> _RECORDS FOR THIS TASK_:
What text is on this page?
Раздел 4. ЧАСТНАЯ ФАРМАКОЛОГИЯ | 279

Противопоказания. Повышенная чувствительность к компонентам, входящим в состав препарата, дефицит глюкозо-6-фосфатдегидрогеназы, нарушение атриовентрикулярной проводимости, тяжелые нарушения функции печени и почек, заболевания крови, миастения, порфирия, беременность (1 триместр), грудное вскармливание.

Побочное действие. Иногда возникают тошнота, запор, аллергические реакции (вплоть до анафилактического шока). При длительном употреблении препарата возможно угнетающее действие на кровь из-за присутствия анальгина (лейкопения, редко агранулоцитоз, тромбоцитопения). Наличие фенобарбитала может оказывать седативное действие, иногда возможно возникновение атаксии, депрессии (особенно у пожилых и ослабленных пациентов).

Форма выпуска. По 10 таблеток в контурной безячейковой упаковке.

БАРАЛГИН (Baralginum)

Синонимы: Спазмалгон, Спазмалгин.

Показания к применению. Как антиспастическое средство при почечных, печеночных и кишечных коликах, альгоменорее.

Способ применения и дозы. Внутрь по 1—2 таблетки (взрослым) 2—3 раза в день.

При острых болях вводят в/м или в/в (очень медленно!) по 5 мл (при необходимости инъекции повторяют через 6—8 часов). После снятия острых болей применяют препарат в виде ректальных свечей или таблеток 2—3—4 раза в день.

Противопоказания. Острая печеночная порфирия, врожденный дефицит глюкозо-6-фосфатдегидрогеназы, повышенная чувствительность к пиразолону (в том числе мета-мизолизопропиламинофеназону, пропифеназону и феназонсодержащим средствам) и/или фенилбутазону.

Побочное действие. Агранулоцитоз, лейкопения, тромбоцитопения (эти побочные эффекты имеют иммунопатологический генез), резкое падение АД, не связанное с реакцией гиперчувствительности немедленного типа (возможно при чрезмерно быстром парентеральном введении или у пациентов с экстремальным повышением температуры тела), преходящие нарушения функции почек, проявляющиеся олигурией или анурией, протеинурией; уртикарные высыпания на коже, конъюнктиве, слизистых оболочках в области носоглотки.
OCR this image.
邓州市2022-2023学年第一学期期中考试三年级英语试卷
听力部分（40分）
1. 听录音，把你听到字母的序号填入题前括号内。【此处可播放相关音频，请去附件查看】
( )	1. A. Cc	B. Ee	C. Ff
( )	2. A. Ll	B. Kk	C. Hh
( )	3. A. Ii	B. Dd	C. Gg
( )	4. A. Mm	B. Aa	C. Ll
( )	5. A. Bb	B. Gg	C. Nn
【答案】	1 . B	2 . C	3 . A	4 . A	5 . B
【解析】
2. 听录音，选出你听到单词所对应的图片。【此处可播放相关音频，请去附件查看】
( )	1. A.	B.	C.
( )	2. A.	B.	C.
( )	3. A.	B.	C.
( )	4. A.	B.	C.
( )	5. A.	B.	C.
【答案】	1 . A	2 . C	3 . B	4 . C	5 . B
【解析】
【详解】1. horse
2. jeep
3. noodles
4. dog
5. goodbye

==

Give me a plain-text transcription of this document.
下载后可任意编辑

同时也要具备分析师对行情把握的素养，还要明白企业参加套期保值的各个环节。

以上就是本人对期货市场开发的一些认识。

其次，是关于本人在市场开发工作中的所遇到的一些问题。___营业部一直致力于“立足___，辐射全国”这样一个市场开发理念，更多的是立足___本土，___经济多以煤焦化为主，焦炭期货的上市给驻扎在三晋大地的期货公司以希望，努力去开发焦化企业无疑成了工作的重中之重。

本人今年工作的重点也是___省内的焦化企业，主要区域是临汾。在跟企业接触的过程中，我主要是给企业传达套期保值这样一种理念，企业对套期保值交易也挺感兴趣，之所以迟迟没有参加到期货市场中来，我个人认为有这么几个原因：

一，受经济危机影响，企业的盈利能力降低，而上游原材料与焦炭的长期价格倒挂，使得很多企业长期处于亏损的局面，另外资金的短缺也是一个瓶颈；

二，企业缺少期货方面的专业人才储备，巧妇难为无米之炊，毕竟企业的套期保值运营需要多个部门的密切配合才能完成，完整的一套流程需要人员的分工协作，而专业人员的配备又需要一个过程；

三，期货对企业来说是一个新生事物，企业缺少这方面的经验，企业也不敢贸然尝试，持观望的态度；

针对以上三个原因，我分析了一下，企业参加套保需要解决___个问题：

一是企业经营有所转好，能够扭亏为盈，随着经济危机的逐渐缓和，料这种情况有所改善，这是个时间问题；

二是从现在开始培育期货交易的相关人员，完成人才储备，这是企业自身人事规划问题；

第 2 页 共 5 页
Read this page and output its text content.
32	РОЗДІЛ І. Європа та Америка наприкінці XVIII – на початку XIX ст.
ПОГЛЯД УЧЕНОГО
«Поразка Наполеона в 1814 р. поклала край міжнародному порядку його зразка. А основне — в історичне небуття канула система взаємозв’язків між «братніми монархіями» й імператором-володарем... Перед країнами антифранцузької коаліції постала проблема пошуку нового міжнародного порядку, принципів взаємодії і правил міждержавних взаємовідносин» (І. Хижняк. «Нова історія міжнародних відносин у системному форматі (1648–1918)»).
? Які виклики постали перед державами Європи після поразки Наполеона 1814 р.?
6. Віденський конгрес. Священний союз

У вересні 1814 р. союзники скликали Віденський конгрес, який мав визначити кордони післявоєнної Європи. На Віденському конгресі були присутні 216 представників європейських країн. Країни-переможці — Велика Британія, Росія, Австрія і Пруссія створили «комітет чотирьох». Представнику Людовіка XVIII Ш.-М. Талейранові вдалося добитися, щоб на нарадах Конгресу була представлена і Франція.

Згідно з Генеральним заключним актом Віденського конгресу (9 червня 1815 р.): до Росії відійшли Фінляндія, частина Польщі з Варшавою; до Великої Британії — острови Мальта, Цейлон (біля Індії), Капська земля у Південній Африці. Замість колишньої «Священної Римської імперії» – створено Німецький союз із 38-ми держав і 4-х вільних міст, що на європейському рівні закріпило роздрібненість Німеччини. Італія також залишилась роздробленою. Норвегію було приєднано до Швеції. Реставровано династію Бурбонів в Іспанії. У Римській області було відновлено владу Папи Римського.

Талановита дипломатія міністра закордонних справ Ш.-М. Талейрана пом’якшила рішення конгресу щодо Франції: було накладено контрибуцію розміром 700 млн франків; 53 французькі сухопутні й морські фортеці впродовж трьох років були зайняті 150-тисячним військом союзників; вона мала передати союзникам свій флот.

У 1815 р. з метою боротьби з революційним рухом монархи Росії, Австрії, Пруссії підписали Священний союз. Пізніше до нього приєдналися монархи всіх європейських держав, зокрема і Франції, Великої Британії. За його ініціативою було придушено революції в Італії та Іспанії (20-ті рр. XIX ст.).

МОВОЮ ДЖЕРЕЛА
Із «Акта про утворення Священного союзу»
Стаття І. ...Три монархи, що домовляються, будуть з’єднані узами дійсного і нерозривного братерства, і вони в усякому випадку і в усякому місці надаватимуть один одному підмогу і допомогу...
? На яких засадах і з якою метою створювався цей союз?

---

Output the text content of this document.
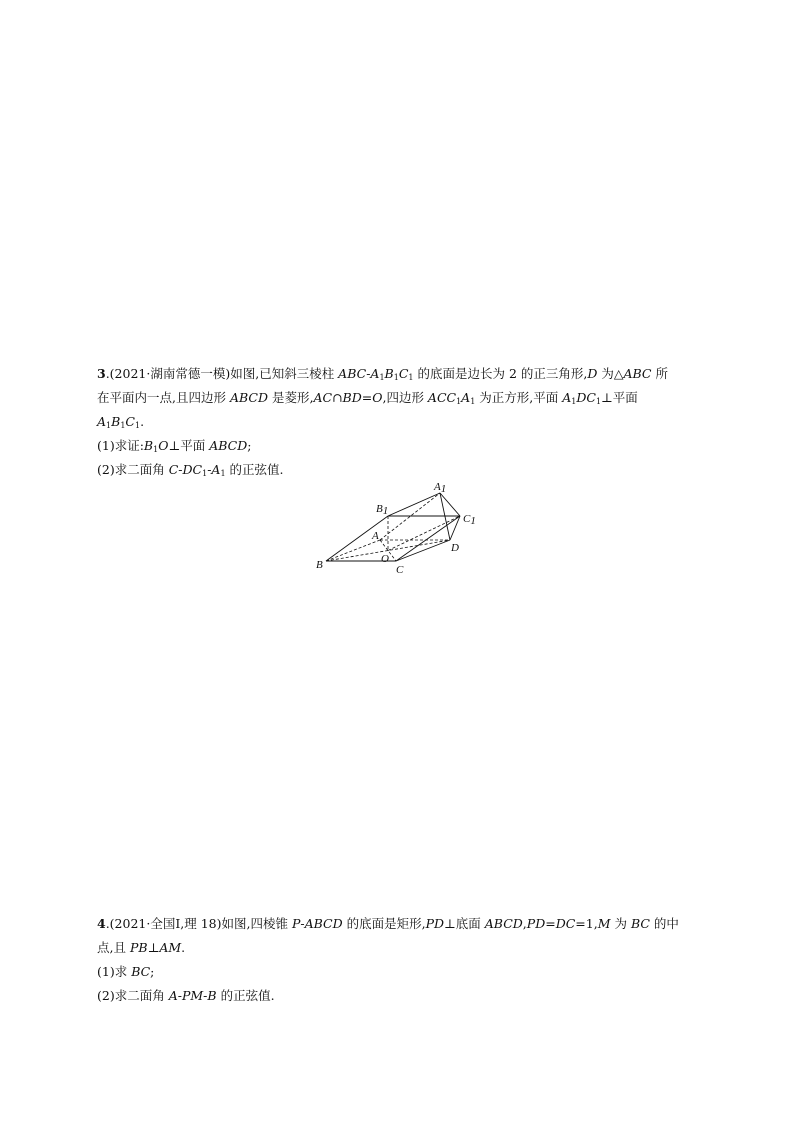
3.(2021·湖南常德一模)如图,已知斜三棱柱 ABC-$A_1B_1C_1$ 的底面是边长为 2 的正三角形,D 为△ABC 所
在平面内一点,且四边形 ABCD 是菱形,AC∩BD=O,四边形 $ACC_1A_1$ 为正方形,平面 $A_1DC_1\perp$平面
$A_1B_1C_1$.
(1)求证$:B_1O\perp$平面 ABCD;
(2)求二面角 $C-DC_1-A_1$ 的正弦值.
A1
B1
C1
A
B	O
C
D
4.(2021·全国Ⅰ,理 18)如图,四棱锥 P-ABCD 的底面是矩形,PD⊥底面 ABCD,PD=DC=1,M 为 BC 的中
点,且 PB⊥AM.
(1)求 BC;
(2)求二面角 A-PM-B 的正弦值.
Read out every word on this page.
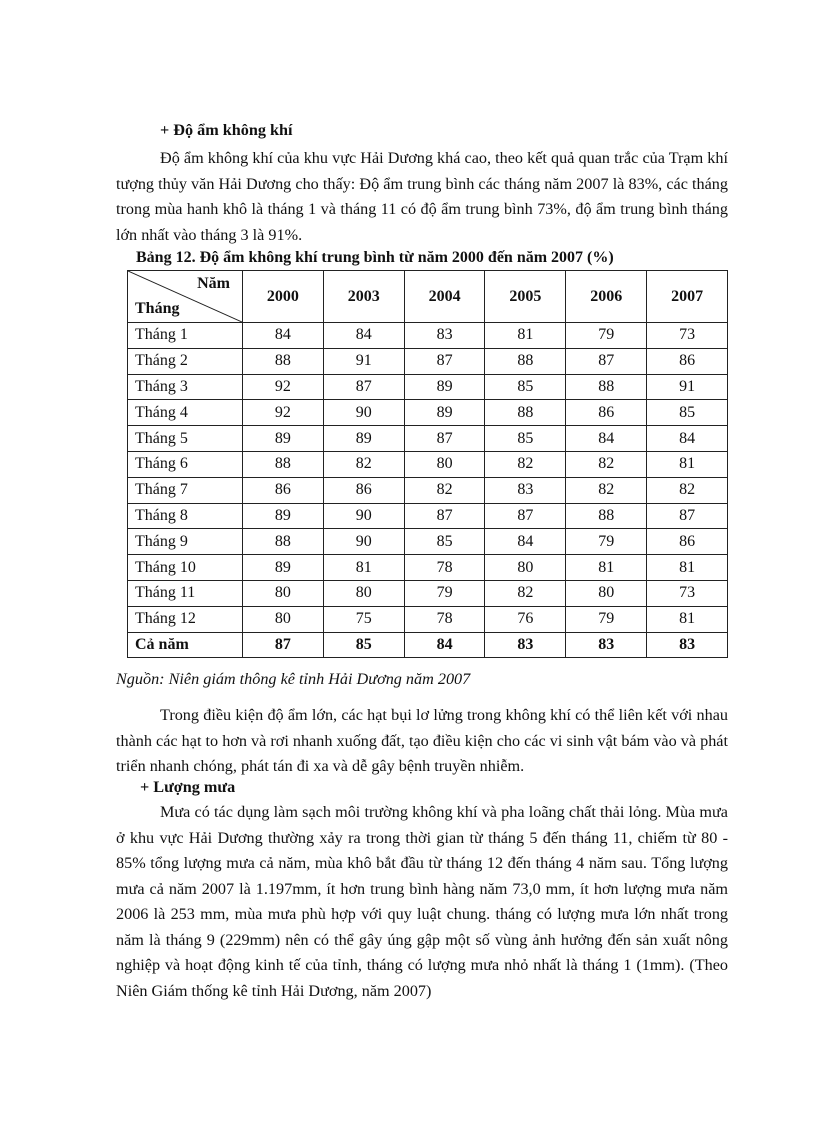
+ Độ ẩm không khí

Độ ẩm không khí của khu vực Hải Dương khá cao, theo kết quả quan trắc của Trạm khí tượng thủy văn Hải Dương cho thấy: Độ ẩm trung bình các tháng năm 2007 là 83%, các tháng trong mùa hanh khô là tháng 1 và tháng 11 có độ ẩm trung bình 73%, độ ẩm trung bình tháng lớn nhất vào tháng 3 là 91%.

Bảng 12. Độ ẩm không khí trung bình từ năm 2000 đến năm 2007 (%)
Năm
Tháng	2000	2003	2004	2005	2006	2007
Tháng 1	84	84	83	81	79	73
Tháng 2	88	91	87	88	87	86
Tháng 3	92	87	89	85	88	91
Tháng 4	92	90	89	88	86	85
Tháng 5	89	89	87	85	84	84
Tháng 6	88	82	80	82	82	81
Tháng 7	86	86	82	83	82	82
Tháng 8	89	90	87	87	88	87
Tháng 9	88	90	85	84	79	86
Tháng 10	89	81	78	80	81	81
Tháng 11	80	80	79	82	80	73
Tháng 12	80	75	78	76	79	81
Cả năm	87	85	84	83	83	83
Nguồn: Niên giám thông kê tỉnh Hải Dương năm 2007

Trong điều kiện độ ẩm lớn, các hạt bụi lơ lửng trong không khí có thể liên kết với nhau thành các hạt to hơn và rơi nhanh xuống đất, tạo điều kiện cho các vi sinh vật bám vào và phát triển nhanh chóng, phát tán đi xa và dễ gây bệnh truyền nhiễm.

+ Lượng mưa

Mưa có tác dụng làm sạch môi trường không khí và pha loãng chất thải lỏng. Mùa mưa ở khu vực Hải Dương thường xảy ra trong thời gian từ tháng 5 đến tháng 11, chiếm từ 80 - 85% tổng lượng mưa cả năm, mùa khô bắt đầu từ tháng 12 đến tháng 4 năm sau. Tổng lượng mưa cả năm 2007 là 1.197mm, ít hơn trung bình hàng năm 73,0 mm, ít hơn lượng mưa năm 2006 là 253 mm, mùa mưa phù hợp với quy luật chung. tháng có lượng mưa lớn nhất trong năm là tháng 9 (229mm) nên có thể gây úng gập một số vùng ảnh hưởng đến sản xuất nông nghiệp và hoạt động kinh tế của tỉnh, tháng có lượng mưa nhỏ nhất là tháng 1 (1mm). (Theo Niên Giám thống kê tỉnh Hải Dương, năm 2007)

> _SHORT TASK_: Pull out all lines from the entries above in which the word "perp" appears.

> _COMPLETE ANSWER_:
在平面内一点,且四边形 ABCD 是菱形,AC∩BD=O,四边形 $ACC_1A_1$ 为正方形,平面 $A_1DC_1\perp$平面
(1)求证$:B_1O\perp$平面 ABCD;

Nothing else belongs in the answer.